◆ **Data to use**:
- - -

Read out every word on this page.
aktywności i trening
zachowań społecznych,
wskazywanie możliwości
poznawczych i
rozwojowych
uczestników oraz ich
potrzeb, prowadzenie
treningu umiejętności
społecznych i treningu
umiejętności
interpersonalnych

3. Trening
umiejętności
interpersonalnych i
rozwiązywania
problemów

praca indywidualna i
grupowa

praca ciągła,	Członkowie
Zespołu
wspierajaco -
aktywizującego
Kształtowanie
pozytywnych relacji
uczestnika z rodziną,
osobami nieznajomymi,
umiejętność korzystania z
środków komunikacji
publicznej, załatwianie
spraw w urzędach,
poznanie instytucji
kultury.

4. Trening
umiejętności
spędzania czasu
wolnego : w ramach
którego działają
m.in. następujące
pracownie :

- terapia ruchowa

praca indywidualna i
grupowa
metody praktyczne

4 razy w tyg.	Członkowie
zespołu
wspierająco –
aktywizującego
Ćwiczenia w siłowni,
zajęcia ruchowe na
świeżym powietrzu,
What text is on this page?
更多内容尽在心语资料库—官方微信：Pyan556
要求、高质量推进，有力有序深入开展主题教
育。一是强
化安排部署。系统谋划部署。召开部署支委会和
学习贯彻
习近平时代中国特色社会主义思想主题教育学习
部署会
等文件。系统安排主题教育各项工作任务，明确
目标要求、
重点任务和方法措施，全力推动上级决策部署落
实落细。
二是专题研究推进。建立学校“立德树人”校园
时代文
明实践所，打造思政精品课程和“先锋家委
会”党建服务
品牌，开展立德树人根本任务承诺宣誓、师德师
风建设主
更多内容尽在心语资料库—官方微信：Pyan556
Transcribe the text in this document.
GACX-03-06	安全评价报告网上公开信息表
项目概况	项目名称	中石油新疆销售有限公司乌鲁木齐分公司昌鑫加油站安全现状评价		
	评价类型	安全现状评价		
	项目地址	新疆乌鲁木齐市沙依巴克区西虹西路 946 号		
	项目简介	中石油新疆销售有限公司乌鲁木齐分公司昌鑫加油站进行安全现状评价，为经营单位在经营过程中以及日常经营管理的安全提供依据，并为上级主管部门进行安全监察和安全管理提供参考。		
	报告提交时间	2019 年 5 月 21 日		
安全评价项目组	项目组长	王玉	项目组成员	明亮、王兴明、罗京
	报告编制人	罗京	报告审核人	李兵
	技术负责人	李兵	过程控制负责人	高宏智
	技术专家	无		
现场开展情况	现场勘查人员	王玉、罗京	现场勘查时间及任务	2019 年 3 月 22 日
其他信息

- - -

◆ **Task description**: Look above for the line that holds "Transcribe the text in this document.", then copy it and each line after it exactly, through the last line of the data.

◆ **Response below**:
Transcribe the text in this document.
GACX-03-06	安全评价报告网上公开信息表
项目概况	项目名称	中石油新疆销售有限公司乌鲁木齐分公司昌鑫加油站安全现状评价		
	评价类型	安全现状评价		
	项目地址	新疆乌鲁木齐市沙依巴克区西虹西路 946 号		
	项目简介	中石油新疆销售有限公司乌鲁木齐分公司昌鑫加油站进行安全现状评价，为经营单位在经营过程中以及日常经营管理的安全提供依据，并为上级主管部门进行安全监察和安全管理提供参考。		
	报告提交时间	2019 年 5 月 21 日		
安全评价项目组	项目组长	王玉	项目组成员	明亮、王兴明、罗京
	报告编制人	罗京	报告审核人	李兵
	技术负责人	李兵	过程控制负责人	高宏智
	技术专家	无		
现场开展情况	现场勘查人员	王玉、罗京	现场勘查时间及任务	2019 年 3 月 22 日
其他信息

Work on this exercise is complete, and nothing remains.